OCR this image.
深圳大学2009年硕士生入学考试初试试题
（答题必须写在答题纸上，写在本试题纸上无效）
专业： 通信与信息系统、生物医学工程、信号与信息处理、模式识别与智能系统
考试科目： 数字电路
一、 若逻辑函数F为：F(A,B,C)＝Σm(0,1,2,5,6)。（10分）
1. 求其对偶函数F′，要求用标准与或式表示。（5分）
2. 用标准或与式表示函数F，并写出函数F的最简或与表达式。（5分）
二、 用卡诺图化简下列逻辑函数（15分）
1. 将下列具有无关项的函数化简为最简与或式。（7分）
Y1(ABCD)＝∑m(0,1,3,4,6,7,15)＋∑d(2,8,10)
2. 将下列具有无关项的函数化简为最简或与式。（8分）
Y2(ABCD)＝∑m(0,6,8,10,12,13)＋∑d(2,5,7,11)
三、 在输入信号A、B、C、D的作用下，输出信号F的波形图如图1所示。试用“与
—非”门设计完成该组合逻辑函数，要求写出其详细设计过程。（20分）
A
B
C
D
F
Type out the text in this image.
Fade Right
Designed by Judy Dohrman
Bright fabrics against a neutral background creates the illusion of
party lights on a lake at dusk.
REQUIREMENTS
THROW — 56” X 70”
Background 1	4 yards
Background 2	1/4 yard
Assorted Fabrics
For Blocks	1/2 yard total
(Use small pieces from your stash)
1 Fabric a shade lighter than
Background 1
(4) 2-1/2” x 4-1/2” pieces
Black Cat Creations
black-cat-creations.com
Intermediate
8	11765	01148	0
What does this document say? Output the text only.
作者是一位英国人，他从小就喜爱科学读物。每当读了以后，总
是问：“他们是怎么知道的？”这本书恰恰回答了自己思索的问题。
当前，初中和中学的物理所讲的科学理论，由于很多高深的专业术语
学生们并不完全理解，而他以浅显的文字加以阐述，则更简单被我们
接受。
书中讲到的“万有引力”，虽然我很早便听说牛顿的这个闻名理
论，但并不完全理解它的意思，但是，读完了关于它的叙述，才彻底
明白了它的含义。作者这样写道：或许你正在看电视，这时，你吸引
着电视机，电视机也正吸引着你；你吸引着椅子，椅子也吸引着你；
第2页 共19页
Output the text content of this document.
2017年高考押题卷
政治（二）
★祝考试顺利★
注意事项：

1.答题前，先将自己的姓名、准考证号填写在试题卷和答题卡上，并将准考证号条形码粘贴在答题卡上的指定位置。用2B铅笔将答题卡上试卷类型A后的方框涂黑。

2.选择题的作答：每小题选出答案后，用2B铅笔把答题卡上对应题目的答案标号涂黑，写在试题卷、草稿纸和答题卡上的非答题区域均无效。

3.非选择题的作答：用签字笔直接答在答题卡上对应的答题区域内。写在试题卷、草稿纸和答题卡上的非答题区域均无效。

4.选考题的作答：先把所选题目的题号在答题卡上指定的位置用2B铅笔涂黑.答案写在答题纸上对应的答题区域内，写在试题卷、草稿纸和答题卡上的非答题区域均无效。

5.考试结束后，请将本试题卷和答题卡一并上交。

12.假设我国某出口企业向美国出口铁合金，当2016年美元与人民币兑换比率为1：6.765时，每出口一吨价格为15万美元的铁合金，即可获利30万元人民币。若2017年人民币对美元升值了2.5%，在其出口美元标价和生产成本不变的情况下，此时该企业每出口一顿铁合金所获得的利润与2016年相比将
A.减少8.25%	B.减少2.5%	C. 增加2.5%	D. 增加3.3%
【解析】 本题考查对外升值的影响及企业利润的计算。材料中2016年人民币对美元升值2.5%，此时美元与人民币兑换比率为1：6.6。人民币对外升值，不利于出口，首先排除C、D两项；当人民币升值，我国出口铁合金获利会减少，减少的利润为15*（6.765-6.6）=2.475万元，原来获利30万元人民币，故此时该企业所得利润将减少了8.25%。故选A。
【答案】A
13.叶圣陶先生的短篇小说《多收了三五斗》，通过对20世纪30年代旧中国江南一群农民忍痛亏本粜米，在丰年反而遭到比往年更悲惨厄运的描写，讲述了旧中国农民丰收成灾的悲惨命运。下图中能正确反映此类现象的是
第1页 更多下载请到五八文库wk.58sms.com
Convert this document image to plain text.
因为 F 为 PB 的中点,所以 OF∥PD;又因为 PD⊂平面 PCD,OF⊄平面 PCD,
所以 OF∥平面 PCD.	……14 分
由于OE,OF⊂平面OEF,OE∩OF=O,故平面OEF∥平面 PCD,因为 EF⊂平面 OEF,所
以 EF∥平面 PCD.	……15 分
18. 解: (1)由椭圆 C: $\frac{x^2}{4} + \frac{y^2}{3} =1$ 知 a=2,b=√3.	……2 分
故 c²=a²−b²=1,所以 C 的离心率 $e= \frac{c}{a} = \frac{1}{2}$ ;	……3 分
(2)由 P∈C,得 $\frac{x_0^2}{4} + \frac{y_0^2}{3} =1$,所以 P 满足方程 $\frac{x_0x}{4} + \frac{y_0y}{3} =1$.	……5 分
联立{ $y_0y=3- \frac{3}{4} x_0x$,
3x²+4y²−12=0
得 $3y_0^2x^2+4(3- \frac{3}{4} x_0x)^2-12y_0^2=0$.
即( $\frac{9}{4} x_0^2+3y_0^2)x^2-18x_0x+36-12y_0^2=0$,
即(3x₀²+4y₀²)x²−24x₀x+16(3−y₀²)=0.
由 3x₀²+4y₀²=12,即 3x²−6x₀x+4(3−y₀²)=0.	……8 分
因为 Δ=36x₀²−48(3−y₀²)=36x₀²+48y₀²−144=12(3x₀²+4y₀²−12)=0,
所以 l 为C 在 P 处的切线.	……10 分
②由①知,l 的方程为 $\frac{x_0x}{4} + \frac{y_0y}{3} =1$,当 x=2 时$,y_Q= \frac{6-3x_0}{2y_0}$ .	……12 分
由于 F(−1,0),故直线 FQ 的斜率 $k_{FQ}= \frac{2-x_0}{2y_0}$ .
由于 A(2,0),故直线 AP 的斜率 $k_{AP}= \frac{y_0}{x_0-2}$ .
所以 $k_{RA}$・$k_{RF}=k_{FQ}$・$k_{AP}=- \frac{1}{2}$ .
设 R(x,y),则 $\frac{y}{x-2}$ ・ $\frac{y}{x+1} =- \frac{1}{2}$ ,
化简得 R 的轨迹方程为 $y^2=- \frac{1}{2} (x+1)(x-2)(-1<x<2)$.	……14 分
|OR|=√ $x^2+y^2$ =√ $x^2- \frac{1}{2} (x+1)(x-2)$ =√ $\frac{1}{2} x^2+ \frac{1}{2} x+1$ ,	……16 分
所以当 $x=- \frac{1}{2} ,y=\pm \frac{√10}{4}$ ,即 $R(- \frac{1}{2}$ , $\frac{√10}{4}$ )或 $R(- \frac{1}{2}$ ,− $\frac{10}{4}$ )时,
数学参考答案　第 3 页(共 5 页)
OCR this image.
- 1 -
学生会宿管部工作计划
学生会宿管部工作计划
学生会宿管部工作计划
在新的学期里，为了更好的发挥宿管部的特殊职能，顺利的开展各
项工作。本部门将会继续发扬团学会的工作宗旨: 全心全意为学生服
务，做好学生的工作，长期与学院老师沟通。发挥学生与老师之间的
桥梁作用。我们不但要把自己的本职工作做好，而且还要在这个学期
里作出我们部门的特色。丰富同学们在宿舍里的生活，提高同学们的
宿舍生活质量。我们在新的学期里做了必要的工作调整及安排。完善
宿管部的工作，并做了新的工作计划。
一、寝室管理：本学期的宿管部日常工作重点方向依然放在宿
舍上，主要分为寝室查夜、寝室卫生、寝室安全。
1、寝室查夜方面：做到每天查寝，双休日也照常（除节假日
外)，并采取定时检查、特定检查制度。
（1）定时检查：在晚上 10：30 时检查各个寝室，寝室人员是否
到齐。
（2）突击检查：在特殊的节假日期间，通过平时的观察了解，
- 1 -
# # # # #
• [EXERCISE OBJECTIVE] Report back each line of the entries that holds the string "text".

• [EXERCISE RESPONSE]
Type out the text in this image.
What does this document say? Output the text only.
Output the text content of this document.
Convert this document image to plain text.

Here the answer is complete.